===== RECORD SET =====
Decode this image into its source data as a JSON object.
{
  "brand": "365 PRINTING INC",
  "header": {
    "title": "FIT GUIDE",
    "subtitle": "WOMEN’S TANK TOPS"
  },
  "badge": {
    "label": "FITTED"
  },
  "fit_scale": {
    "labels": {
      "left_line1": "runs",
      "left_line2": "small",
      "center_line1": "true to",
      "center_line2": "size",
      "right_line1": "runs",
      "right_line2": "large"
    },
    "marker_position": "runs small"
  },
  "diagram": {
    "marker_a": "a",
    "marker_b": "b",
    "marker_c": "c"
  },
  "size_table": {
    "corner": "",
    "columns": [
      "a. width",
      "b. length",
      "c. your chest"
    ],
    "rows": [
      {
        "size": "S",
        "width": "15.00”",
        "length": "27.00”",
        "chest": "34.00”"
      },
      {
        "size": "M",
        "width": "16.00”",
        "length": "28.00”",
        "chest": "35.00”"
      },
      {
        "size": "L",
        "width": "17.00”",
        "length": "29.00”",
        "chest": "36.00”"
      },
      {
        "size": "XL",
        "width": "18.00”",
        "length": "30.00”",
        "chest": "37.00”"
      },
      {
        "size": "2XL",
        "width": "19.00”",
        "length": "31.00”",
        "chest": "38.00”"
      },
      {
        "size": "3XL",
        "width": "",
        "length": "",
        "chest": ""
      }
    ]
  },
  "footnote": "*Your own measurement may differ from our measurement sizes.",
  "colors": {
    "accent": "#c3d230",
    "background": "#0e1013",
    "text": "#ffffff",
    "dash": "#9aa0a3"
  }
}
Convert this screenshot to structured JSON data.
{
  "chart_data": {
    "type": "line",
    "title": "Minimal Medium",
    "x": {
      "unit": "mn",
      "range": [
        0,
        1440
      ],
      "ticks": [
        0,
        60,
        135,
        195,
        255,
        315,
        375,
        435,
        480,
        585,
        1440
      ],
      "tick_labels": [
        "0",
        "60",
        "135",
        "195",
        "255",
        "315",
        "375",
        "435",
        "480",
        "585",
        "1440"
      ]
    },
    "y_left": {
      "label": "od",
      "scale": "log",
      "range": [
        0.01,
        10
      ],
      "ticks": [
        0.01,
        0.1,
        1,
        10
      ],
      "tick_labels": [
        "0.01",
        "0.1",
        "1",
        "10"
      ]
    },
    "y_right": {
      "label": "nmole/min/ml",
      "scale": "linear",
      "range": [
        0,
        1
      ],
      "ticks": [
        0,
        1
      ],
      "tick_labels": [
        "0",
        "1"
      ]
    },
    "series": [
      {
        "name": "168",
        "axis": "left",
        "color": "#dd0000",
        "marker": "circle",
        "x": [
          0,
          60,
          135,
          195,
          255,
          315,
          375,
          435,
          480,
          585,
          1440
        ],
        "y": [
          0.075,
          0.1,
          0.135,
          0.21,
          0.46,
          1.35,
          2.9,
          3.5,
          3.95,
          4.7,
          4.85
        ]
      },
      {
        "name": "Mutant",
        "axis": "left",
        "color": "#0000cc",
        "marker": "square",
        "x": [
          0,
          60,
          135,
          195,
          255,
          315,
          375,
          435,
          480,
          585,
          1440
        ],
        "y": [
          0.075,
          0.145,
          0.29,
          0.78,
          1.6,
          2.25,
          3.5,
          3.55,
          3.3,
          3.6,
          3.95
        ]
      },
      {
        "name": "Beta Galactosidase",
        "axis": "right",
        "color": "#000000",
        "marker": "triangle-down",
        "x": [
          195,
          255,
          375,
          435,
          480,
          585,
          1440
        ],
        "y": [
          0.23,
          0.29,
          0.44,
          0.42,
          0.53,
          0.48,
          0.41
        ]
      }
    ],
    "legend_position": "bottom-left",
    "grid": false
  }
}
=====
(WHAT IS ASKED):
A line counts if it holds the word "width". How many lines of the entries count? Give the number only.

(RESULT FOR THIS TASK):
7